- _What the exercise asks_
Leave out the pictures and copy everything else below exactly.

Collection entries
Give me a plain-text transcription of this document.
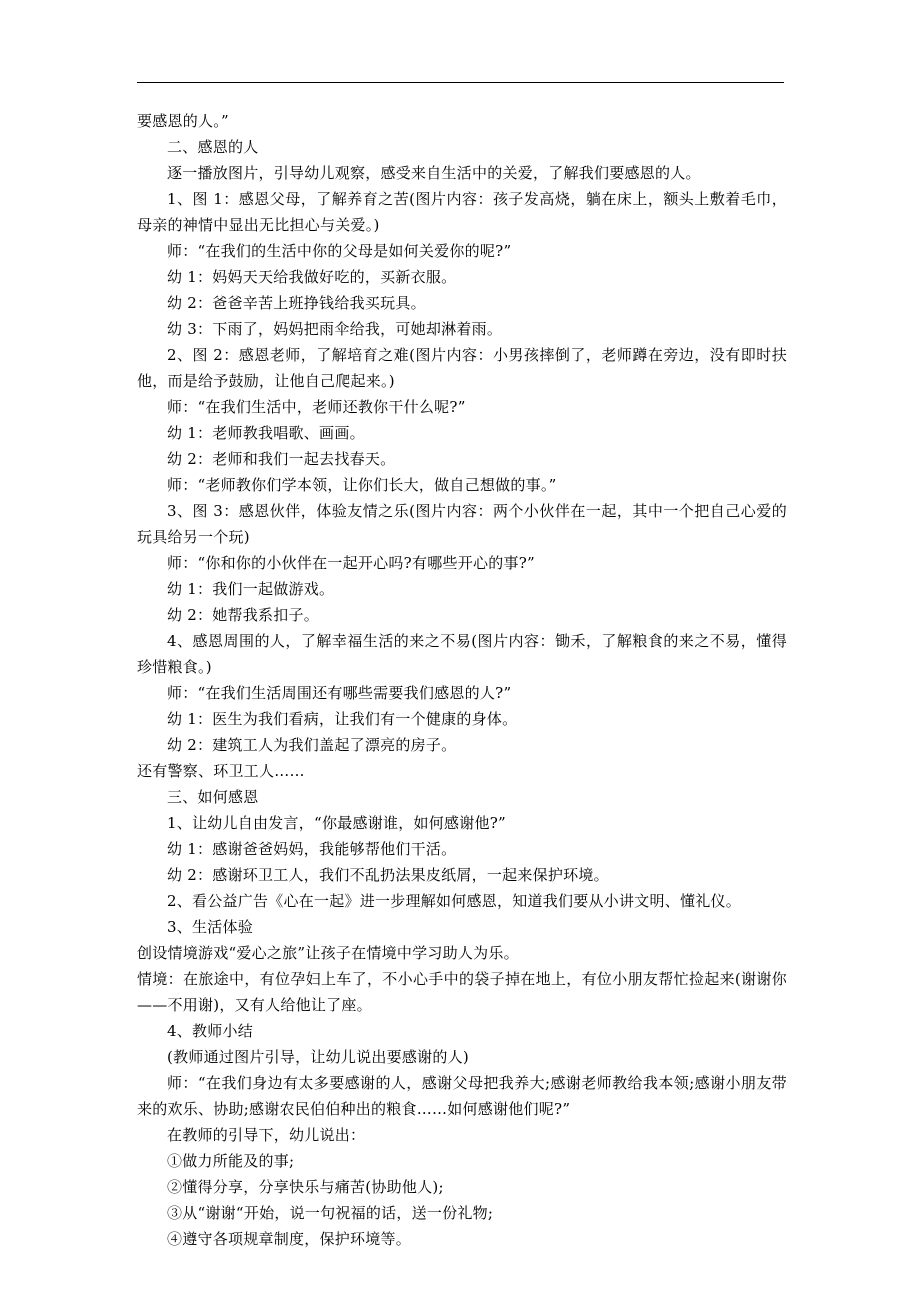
要感恩的人。”

二、感恩的人

逐一播放图片，引导幼儿观察，感受来自生活中的关爱，了解我们要感恩的人。

1、图 1：感恩父母，了解养育之苦(图片内容：孩子发高烧，躺在床上，额头上敷着毛巾，母亲的神情中显出无比担心与关爱。)

师：“在我们的生活中你的父母是如何关爱你的呢?”

幼 1：妈妈天天给我做好吃的，买新衣服。

幼 2：爸爸辛苦上班挣钱给我买玩具。

幼 3：下雨了，妈妈把雨伞给我，可她却淋着雨。

2、图 2：感恩老师，了解培育之难(图片内容：小男孩摔倒了，老师蹲在旁边，没有即时扶他，而是给予鼓励，让他自己爬起来。)

师：“在我们生活中，老师还教你干什么呢?”

幼 1：老师教我唱歌、画画。

幼 2：老师和我们一起去找春天。

师：“老师教你们学本领，让你们长大，做自己想做的事。”

3、图 3：感恩伙伴，体验友情之乐(图片内容：两个小伙伴在一起，其中一个把自己心爱的玩具给另一个玩)

师：“你和你的小伙伴在一起开心吗?有哪些开心的事?”

幼 1：我们一起做游戏。

幼 2：她帮我系扣子。

4、感恩周围的人，了解幸福生活的来之不易(图片内容：锄禾，了解粮食的来之不易，懂得珍惜粮食。)

师：“在我们生活周围还有哪些需要我们感恩的人?”

幼 1：医生为我们看病，让我们有一个健康的身体。

幼 2：建筑工人为我们盖起了漂亮的房子。

还有警察、环卫工人……

三、如何感恩

1、让幼儿自由发言，“你最感谢谁，如何感谢他?”

幼 1：感谢爸爸妈妈，我能够帮他们干活。

幼 2：感谢环卫工人，我们不乱扔法果皮纸屑，一起来保护环境。

2、看公益广告《心在一起》进一步理解如何感恩，知道我们要从小讲文明、懂礼仪。

3、生活体验

创设情境游戏“爱心之旅”让孩子在情境中学习助人为乐。

情境：在旅途中，有位孕妇上车了，不小心手中的袋子掉在地上，有位小朋友帮忙捡起来(谢谢你——不用谢)，又有人给他让了座。

4、教师小结

(教师通过图片引导，让幼儿说出要感谢的人)

师：“在我们身边有太多要感谢的人，感谢父母把我养大;感谢老师教给我本领;感谢小朋友带来的欢乐、协助;感谢农民伯伯种出的粮食……如何感谢他们呢?”

在教师的引导下，幼儿说出：

①做力所能及的事;

②懂得分享，分享快乐与痛苦(协助他人);

③从“谢谢“开始，说一句祝福的话，送一份礼物;

④遵守各项规章制度，保护环境等。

- _Worked solution_
Give me a plain-text transcription of this document.
要感恩的人。”

二、感恩的人

逐一播放图片，引导幼儿观察，感受来自生活中的关爱，了解我们要感恩的人。

1、图 1：感恩父母，了解养育之苦(图片内容：孩子发高烧，躺在床上，额头上敷着毛巾，母亲的神情中显出无比担心与关爱。)

师：“在我们的生活中你的父母是如何关爱你的呢?”

幼 1：妈妈天天给我做好吃的，买新衣服。

幼 2：爸爸辛苦上班挣钱给我买玩具。

幼 3：下雨了，妈妈把雨伞给我，可她却淋着雨。

2、图 2：感恩老师，了解培育之难(图片内容：小男孩摔倒了，老师蹲在旁边，没有即时扶他，而是给予鼓励，让他自己爬起来。)

师：“在我们生活中，老师还教你干什么呢?”

幼 1：老师教我唱歌、画画。

幼 2：老师和我们一起去找春天。

师：“老师教你们学本领，让你们长大，做自己想做的事。”

3、图 3：感恩伙伴，体验友情之乐(图片内容：两个小伙伴在一起，其中一个把自己心爱的玩具给另一个玩)

师：“你和你的小伙伴在一起开心吗?有哪些开心的事?”

幼 1：我们一起做游戏。

幼 2：她帮我系扣子。

4、感恩周围的人，了解幸福生活的来之不易(图片内容：锄禾，了解粮食的来之不易，懂得珍惜粮食。)

师：“在我们生活周围还有哪些需要我们感恩的人?”

幼 1：医生为我们看病，让我们有一个健康的身体。

幼 2：建筑工人为我们盖起了漂亮的房子。

还有警察、环卫工人……

三、如何感恩

1、让幼儿自由发言，“你最感谢谁，如何感谢他?”

幼 1：感谢爸爸妈妈，我能够帮他们干活。

幼 2：感谢环卫工人，我们不乱扔法果皮纸屑，一起来保护环境。

2、看公益广告《心在一起》进一步理解如何感恩，知道我们要从小讲文明、懂礼仪。

3、生活体验

创设情境游戏“爱心之旅”让孩子在情境中学习助人为乐。

情境：在旅途中，有位孕妇上车了，不小心手中的袋子掉在地上，有位小朋友帮忙捡起来(谢谢你——不用谢)，又有人给他让了座。

4、教师小结

(教师通过图片引导，让幼儿说出要感谢的人)

师：“在我们身边有太多要感谢的人，感谢父母把我养大;感谢老师教给我本领;感谢小朋友带来的欢乐、协助;感谢农民伯伯种出的粮食……如何感谢他们呢?”

在教师的引导下，幼儿说出：

①做力所能及的事;

②懂得分享，分享快乐与痛苦(协助他人);

③从“谢谢“开始，说一句祝福的话，送一份礼物;

④遵守各项规章制度，保护环境等。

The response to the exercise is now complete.